= WHAT TO WORK ON =
Below are the records; locate each line with the word "Ibidem" and copy it.

= DATA RECORDS =
########################################

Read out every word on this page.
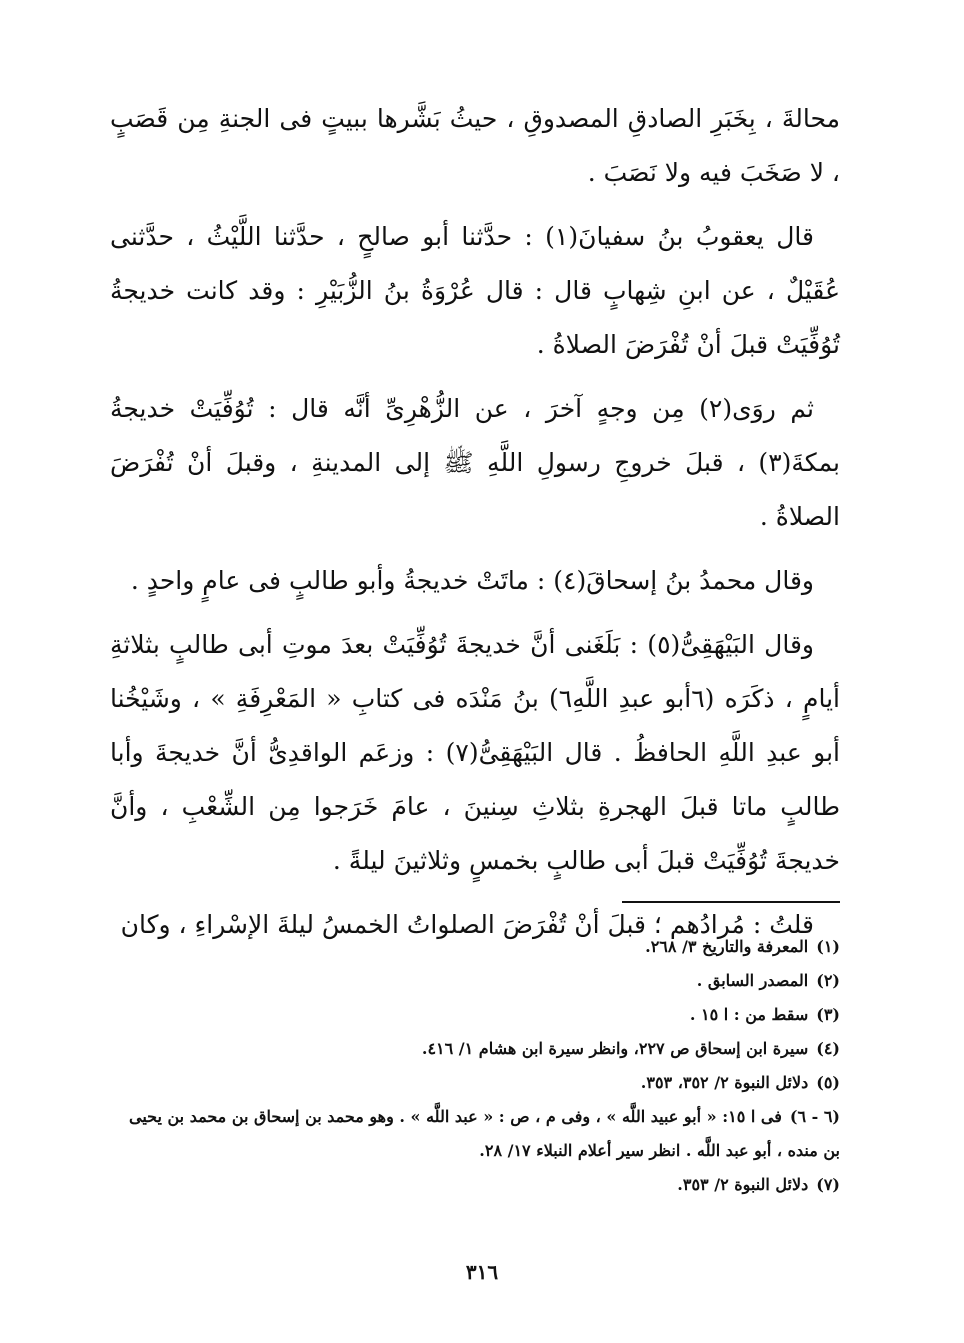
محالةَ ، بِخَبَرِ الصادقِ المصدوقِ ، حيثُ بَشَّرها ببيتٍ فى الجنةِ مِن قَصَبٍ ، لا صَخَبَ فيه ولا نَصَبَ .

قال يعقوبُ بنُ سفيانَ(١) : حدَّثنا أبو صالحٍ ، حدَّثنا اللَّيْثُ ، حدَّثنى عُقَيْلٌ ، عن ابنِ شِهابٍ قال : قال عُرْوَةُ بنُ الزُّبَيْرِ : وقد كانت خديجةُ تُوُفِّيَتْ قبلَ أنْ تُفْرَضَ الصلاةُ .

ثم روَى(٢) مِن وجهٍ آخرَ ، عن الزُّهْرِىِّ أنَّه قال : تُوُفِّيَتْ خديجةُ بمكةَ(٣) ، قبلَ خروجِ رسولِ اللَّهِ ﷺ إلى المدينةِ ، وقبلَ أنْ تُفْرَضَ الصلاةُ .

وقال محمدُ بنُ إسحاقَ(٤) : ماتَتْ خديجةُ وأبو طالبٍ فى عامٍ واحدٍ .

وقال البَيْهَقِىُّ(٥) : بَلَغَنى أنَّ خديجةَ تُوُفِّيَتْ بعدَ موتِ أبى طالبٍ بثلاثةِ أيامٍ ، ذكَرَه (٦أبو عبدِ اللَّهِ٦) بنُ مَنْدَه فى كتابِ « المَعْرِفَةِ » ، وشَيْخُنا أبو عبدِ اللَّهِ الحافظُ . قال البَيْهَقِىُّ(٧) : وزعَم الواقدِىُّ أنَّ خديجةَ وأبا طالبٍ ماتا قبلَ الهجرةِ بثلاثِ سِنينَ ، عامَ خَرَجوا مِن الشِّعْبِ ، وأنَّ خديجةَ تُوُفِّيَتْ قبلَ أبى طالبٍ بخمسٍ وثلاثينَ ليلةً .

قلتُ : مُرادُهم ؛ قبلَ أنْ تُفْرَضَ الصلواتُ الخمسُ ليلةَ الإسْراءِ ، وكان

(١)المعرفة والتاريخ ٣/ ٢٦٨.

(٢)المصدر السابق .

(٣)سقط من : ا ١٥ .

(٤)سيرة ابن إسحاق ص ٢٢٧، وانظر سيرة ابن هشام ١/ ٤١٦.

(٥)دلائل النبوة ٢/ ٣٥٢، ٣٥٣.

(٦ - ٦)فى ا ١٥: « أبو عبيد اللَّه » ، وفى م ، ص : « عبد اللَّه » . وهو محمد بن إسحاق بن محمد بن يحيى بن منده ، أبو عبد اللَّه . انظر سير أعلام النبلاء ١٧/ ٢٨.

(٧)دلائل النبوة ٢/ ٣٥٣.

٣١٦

########################################

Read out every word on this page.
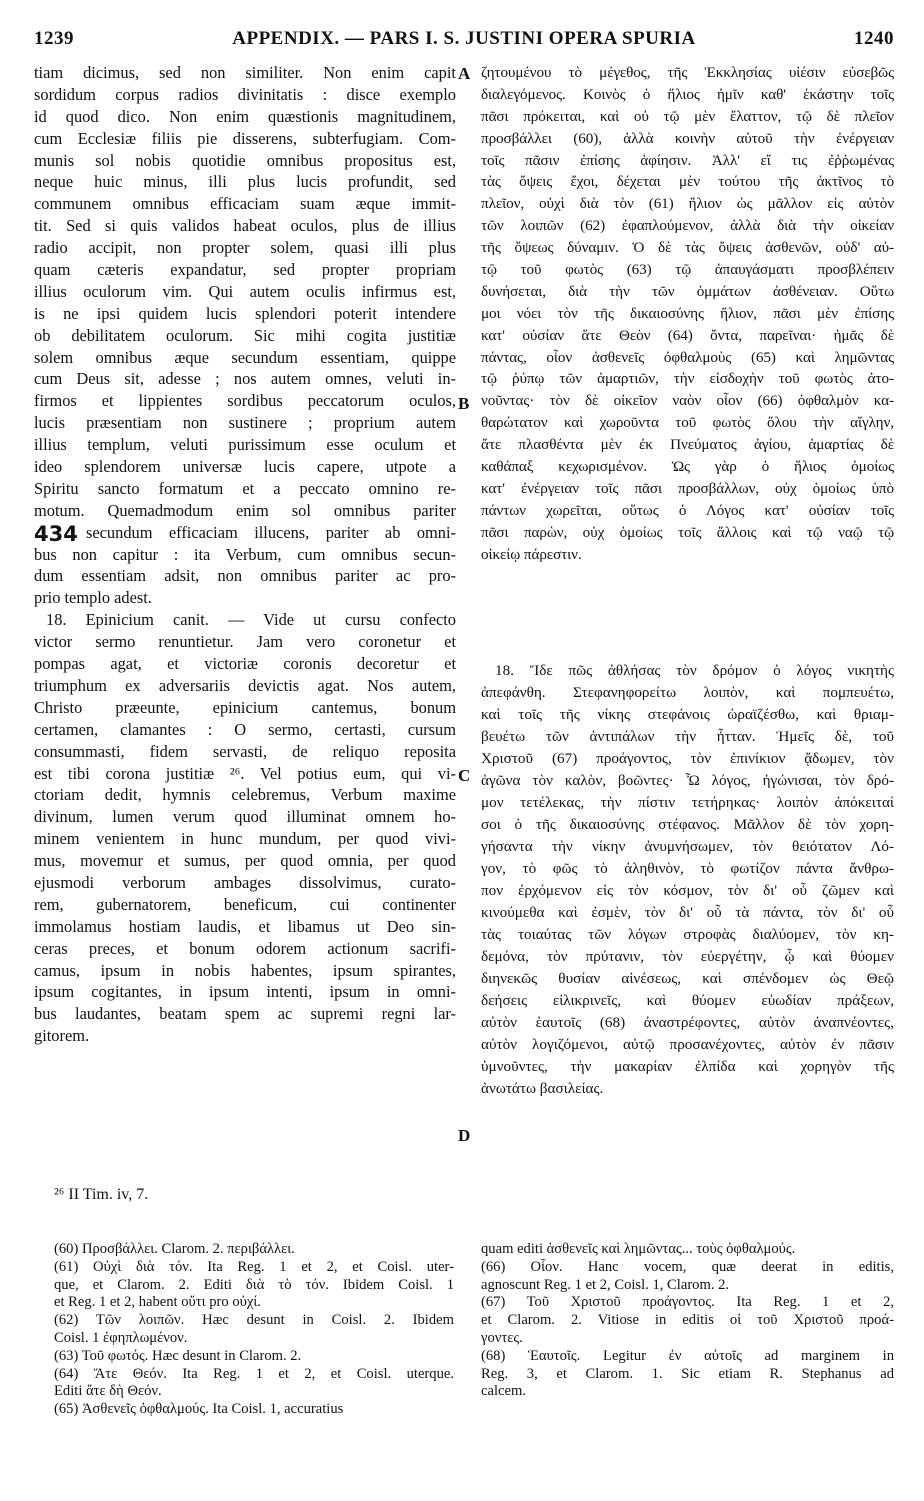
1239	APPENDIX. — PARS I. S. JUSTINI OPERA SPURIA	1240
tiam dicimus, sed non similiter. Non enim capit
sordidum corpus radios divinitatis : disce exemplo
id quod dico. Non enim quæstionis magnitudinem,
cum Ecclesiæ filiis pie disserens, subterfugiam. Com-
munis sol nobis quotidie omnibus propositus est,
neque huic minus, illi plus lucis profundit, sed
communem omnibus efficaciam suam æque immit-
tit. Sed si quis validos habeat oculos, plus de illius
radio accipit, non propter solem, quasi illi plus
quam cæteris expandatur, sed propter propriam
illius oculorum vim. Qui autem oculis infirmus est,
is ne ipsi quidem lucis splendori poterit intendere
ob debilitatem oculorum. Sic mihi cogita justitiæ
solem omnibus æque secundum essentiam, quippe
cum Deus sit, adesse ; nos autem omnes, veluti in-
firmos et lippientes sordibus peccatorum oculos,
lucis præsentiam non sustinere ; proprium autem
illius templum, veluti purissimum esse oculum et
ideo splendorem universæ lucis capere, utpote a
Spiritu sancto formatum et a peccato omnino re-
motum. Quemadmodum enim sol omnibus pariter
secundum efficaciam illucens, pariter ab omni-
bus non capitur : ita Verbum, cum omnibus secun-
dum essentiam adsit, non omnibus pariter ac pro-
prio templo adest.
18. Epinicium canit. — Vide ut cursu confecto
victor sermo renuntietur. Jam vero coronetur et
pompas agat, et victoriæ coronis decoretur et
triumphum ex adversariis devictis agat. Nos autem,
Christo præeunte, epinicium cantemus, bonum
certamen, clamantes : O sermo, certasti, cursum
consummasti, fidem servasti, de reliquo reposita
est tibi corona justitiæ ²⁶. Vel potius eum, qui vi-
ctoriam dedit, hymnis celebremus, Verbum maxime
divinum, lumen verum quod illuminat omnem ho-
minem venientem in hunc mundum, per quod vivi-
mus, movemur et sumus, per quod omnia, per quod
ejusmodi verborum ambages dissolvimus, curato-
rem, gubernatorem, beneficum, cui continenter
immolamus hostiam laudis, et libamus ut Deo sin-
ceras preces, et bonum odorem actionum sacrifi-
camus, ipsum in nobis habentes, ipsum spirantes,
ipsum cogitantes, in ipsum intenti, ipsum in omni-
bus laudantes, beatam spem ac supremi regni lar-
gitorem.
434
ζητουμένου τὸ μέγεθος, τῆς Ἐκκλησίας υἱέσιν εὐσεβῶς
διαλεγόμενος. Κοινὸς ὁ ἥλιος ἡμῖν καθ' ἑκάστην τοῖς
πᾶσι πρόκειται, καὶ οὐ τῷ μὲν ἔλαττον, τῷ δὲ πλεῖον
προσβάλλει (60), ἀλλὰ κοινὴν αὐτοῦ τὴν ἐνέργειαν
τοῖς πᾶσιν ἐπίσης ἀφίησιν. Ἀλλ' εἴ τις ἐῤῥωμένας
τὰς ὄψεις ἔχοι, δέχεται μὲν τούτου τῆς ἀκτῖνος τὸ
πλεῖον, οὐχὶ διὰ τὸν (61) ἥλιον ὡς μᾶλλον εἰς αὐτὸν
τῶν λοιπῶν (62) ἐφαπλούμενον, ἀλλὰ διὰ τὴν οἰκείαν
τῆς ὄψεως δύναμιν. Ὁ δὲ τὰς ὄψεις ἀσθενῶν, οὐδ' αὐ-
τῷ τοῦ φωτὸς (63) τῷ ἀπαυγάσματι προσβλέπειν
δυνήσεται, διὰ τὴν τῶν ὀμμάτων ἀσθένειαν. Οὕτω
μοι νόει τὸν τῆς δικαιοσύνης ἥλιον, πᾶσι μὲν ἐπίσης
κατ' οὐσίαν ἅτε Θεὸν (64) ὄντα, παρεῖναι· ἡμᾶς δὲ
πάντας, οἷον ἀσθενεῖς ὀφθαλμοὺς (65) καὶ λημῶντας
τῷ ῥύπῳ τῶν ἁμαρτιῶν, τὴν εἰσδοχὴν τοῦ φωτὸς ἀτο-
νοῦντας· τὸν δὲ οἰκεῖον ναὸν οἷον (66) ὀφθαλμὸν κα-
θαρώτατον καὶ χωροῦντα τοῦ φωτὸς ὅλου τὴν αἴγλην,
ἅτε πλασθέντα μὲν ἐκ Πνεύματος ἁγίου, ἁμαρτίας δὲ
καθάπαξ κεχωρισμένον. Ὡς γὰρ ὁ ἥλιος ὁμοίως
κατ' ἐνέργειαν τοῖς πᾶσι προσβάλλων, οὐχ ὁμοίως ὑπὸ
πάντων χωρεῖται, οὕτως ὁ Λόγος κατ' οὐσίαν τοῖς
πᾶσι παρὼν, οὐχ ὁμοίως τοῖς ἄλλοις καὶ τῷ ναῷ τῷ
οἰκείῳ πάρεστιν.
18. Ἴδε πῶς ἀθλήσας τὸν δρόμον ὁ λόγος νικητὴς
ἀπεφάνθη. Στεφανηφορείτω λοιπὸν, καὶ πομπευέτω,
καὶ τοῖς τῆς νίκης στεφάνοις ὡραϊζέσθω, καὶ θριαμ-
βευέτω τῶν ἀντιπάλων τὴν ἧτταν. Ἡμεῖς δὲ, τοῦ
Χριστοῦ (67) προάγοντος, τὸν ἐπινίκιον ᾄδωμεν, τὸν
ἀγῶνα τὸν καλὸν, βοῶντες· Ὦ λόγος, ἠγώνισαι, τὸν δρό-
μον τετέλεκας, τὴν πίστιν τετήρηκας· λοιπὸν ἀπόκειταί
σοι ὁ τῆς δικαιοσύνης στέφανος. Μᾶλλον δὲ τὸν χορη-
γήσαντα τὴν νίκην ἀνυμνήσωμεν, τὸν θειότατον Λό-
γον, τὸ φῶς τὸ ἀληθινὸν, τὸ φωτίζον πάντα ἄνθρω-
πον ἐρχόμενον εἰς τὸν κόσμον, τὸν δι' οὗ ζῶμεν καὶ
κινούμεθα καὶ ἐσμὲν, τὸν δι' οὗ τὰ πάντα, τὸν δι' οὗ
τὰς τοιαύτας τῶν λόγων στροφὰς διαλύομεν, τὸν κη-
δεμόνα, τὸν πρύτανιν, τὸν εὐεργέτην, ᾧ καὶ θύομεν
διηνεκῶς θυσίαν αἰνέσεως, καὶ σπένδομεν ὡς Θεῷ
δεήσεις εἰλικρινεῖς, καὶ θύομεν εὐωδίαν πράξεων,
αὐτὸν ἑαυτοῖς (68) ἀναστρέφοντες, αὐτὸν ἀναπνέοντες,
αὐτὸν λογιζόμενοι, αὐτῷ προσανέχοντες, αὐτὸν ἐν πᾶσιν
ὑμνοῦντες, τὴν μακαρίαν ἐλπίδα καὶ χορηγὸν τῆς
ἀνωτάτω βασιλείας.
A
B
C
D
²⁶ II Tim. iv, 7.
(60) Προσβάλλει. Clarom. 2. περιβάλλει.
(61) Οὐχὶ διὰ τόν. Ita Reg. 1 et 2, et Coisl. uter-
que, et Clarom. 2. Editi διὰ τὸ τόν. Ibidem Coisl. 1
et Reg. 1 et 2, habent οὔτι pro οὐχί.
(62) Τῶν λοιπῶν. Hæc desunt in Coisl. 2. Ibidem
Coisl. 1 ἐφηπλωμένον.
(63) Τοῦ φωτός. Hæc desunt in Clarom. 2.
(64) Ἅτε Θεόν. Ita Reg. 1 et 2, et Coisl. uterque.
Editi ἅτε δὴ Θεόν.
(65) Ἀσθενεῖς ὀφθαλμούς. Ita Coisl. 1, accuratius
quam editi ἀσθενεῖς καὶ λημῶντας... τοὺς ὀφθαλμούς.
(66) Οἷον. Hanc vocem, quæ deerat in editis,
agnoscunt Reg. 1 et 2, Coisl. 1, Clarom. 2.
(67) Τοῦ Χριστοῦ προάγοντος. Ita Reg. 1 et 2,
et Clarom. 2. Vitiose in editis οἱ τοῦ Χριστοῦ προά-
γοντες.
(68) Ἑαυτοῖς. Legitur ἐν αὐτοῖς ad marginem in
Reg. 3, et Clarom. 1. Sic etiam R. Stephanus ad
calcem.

########################################

= RESPONSE TO THIS EXERCISE =
que, et Clarom. 2. Editi διὰ τὸ τόν. Ibidem Coisl. 1
(62) Τῶν λοιπῶν. Hæc desunt in Coisl. 2. Ibidem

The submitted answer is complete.